- What to work on -
Your task is to copy the material exactly.

Saved entries
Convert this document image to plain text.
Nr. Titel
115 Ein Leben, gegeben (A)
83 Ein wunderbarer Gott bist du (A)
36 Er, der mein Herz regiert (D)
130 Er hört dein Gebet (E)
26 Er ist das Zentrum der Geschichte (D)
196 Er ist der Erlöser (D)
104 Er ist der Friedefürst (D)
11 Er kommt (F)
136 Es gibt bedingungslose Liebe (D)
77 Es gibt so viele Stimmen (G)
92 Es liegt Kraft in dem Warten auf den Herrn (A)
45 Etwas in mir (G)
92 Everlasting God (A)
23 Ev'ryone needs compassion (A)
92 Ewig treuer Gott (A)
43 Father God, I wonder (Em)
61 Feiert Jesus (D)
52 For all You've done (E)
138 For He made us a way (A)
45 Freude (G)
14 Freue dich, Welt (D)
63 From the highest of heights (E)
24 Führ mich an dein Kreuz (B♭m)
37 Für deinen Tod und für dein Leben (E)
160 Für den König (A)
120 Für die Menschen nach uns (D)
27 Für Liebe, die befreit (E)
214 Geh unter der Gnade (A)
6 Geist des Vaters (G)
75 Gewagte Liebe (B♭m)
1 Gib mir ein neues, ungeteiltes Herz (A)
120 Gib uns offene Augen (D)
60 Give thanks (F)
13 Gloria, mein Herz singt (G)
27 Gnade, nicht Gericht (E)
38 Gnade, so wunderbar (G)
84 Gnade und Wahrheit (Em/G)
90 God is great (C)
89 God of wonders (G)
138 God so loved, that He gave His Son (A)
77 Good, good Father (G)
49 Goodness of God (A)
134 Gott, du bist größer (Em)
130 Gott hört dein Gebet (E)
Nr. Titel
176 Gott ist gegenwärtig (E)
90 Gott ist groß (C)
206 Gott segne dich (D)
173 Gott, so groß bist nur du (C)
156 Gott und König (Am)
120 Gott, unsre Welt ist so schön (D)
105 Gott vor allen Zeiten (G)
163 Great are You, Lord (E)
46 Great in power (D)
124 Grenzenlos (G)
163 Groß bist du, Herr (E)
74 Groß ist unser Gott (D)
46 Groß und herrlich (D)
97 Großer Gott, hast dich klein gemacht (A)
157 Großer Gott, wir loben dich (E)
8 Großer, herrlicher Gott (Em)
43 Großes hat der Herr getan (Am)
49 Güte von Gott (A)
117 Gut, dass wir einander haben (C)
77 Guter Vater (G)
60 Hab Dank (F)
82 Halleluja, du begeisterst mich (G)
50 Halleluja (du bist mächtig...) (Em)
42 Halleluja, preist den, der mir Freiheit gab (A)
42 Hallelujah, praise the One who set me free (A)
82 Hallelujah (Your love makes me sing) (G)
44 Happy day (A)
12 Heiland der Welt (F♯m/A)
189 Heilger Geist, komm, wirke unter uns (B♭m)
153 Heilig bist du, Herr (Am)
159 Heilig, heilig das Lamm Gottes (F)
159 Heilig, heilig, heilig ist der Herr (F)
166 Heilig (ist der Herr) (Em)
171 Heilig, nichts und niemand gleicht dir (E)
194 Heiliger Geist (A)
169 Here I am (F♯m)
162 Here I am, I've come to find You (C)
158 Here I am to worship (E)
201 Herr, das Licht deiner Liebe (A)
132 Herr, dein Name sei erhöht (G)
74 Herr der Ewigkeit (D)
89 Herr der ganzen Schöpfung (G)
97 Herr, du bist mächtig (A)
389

- Finished exercise -
Convert this document image to plain text.
Nr. Titel
115 Ein Leben, gegeben (A)
83 Ein wunderbarer Gott bist du (A)
36 Er, der mein Herz regiert (D)
130 Er hört dein Gebet (E)
26 Er ist das Zentrum der Geschichte (D)
196 Er ist der Erlöser (D)
104 Er ist der Friedefürst (D)
11 Er kommt (F)
136 Es gibt bedingungslose Liebe (D)
77 Es gibt so viele Stimmen (G)
92 Es liegt Kraft in dem Warten auf den Herrn (A)
45 Etwas in mir (G)
92 Everlasting God (A)
23 Ev'ryone needs compassion (A)
92 Ewig treuer Gott (A)
43 Father God, I wonder (Em)
61 Feiert Jesus (D)
52 For all You've done (E)
138 For He made us a way (A)
45 Freude (G)
14 Freue dich, Welt (D)
63 From the highest of heights (E)
24 Führ mich an dein Kreuz (B♭m)
37 Für deinen Tod und für dein Leben (E)
160 Für den König (A)
120 Für die Menschen nach uns (D)
27 Für Liebe, die befreit (E)
214 Geh unter der Gnade (A)
6 Geist des Vaters (G)
75 Gewagte Liebe (B♭m)
1 Gib mir ein neues, ungeteiltes Herz (A)
120 Gib uns offene Augen (D)
60 Give thanks (F)
13 Gloria, mein Herz singt (G)
27 Gnade, nicht Gericht (E)
38 Gnade, so wunderbar (G)
84 Gnade und Wahrheit (Em/G)
90 God is great (C)
89 God of wonders (G)
138 God so loved, that He gave His Son (A)
77 Good, good Father (G)
49 Goodness of God (A)
134 Gott, du bist größer (Em)
130 Gott hört dein Gebet (E)
Nr. Titel
176 Gott ist gegenwärtig (E)
90 Gott ist groß (C)
206 Gott segne dich (D)
173 Gott, so groß bist nur du (C)
156 Gott und König (Am)
120 Gott, unsre Welt ist so schön (D)
105 Gott vor allen Zeiten (G)
163 Great are You, Lord (E)
46 Great in power (D)
124 Grenzenlos (G)
163 Groß bist du, Herr (E)
74 Groß ist unser Gott (D)
46 Groß und herrlich (D)
97 Großer Gott, hast dich klein gemacht (A)
157 Großer Gott, wir loben dich (E)
8 Großer, herrlicher Gott (Em)
43 Großes hat der Herr getan (Am)
49 Güte von Gott (A)
117 Gut, dass wir einander haben (C)
77 Guter Vater (G)
60 Hab Dank (F)
82 Halleluja, du begeisterst mich (G)
50 Halleluja (du bist mächtig...) (Em)
42 Halleluja, preist den, der mir Freiheit gab (A)
42 Hallelujah, praise the One who set me free (A)
82 Hallelujah (Your love makes me sing) (G)
44 Happy day (A)
12 Heiland der Welt (F♯m/A)
189 Heilger Geist, komm, wirke unter uns (B♭m)
153 Heilig bist du, Herr (Am)
159 Heilig, heilig das Lamm Gottes (F)
159 Heilig, heilig, heilig ist der Herr (F)
166 Heilig (ist der Herr) (Em)
171 Heilig, nichts und niemand gleicht dir (E)
194 Heiliger Geist (A)
169 Here I am (F♯m)
162 Here I am, I've come to find You (C)
158 Here I am to worship (E)
201 Herr, das Licht deiner Liebe (A)
132 Herr, dein Name sei erhöht (G)
74 Herr der Ewigkeit (D)
89 Herr der ganzen Schöpfung (G)
97 Herr, du bist mächtig (A)
389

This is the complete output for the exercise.